Task inputs:
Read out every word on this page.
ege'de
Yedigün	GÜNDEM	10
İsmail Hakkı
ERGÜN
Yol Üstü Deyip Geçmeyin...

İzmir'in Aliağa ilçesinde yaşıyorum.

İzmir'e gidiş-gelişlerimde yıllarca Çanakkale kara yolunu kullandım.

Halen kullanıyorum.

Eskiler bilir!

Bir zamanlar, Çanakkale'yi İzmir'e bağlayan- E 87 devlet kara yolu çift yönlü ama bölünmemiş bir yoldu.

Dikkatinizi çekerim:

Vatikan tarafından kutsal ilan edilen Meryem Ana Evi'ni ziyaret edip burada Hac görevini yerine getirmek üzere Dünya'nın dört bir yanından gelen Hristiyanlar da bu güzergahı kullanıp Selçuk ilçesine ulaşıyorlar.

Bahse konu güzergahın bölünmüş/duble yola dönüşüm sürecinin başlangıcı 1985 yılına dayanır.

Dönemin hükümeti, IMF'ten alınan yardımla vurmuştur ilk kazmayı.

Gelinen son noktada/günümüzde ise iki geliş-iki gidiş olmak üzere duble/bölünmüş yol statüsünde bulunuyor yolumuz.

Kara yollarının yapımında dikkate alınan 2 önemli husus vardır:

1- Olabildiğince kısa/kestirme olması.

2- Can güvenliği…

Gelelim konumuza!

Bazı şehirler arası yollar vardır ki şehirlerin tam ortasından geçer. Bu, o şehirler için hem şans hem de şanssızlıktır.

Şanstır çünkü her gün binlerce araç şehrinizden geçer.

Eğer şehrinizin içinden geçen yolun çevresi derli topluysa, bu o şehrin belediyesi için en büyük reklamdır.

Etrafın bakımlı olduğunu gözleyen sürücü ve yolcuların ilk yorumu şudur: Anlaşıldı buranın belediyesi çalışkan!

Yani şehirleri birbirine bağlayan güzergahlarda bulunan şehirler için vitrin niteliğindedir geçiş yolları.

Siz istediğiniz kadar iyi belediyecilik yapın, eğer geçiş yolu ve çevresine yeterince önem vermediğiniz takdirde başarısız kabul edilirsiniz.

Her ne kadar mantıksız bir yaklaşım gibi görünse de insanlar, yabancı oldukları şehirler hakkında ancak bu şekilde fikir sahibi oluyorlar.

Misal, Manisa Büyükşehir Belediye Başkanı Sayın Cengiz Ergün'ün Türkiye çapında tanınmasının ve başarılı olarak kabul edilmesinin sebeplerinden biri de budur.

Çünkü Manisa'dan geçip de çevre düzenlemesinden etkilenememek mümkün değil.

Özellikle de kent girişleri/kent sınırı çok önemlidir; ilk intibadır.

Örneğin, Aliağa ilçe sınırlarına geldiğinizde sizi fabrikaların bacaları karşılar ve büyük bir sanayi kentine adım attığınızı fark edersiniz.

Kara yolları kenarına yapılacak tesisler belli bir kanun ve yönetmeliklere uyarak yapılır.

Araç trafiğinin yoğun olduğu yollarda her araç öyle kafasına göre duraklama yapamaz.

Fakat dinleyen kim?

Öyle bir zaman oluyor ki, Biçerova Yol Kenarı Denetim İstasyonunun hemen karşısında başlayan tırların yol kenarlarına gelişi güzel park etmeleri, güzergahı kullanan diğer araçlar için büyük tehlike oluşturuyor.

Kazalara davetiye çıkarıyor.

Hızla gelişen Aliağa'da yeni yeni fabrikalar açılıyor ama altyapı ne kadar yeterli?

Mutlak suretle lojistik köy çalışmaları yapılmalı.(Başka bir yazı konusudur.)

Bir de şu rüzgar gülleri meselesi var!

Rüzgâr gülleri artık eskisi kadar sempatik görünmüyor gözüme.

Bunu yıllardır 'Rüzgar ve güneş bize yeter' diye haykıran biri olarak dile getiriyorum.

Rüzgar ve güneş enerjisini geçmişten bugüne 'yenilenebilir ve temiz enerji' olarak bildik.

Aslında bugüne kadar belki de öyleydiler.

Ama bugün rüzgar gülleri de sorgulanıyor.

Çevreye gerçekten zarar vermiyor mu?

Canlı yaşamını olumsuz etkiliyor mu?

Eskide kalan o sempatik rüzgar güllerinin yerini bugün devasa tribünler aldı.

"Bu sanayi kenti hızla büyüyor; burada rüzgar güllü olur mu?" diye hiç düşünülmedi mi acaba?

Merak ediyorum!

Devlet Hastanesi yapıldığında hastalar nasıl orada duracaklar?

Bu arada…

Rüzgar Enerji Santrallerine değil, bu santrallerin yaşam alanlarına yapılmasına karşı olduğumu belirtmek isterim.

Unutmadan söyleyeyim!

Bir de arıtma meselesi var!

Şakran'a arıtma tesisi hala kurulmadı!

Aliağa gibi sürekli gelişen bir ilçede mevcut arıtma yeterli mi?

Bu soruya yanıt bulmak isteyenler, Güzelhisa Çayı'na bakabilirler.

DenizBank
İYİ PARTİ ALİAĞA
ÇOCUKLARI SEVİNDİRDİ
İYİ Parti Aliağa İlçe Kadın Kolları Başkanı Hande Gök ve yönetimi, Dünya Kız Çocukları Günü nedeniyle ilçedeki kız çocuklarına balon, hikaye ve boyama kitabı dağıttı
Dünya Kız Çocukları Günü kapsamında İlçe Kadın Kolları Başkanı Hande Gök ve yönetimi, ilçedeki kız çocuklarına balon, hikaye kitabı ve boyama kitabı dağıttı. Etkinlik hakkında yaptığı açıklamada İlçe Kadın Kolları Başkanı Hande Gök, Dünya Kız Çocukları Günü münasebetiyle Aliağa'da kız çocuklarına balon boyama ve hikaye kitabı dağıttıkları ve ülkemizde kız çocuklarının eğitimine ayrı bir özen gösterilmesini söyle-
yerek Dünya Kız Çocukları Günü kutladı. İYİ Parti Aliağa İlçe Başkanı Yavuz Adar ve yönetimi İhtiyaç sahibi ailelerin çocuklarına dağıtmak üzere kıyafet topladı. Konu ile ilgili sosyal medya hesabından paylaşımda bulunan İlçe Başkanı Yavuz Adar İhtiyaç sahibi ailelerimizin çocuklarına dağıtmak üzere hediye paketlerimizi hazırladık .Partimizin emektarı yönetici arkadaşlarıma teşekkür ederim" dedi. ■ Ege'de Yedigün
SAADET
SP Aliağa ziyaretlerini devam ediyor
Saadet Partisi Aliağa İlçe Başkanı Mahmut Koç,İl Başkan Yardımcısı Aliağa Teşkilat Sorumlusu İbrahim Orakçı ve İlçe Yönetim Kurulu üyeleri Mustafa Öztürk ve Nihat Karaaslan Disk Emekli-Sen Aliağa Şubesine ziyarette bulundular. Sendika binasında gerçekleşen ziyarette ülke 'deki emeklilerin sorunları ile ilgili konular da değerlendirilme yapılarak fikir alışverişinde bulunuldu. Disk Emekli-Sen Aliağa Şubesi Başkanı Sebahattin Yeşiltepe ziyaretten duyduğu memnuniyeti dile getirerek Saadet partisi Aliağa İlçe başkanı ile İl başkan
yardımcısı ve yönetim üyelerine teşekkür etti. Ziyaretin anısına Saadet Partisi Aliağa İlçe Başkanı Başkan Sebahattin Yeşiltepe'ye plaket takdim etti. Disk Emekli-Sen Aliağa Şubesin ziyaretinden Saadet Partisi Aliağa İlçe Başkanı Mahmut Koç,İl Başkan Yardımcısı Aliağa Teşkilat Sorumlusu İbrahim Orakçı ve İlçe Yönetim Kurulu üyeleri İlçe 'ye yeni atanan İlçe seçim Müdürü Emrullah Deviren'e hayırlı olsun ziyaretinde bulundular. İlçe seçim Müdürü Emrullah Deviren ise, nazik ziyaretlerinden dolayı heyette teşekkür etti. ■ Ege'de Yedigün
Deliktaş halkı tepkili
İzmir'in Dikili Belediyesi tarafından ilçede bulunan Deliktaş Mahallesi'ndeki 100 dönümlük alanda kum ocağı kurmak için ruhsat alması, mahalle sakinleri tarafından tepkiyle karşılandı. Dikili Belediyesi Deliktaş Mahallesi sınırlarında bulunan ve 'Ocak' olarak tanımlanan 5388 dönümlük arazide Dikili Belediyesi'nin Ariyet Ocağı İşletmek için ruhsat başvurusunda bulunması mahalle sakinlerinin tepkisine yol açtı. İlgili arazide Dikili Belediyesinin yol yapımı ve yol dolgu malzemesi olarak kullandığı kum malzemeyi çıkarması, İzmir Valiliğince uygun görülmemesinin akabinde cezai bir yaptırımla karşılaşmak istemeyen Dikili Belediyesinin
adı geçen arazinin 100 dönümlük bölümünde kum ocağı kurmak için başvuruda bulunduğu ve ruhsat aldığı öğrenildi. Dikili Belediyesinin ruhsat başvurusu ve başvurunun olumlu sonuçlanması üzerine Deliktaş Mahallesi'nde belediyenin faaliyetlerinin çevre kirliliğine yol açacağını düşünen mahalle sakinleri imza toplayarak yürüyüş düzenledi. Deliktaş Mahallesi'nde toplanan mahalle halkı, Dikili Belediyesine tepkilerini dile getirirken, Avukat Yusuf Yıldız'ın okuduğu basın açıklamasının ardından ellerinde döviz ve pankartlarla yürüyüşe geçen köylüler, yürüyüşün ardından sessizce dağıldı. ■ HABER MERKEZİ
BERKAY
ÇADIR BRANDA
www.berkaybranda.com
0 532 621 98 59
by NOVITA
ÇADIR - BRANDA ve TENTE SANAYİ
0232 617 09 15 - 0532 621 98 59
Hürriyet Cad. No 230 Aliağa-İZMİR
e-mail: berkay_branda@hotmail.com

Written problem: For the listing above, identify each line bearing "üyeleri".

Result below:
Saadet Partisi Aliağa İlçe Başkanı Mahmut Koç,İl Başkan Yardımcısı Aliağa Teşkilat Sorumlusu İbrahim Orakçı ve İlçe Yönetim Kurulu üyeleri Mustafa Öztürk ve Nihat Karaaslan Disk Emekli-Sen Aliağa Şubesine ziyarette bulundular. Sendika binasında gerçekleşen ziyarette ülke 'deki emeklilerin sorunları ile ilgili konular da değerlendirilme yapılarak fikir alışverişinde bulunuldu. Disk Emekli-Sen Aliağa Şubesi Başkanı Sebahattin Yeşiltepe ziyaretten duyduğu memnuniyeti dile getirerek Saadet partisi Aliağa İlçe başkanı ile İl başkan
yardımcısı ve yönetim üyelerine teşekkür etti. Ziyaretin anısına Saadet Partisi Aliağa İlçe Başkanı Başkan Sebahattin Yeşiltepe'ye plaket takdim etti. Disk Emekli-Sen Aliağa Şubesin ziyaretinden Saadet Partisi Aliağa İlçe Başkanı Mahmut Koç,İl Başkan Yardımcısı Aliağa Teşkilat Sorumlusu İbrahim Orakçı ve İlçe Yönetim Kurulu üyeleri İlçe 'ye yeni atanan İlçe seçim Müdürü Emrullah Deviren'e hayırlı olsun ziyaretinde bulundular. İlçe seçim Müdürü Emrullah Deviren ise, nazik ziyaretlerinden dolayı heyette teşekkür etti. ■ Ege'de Yedigün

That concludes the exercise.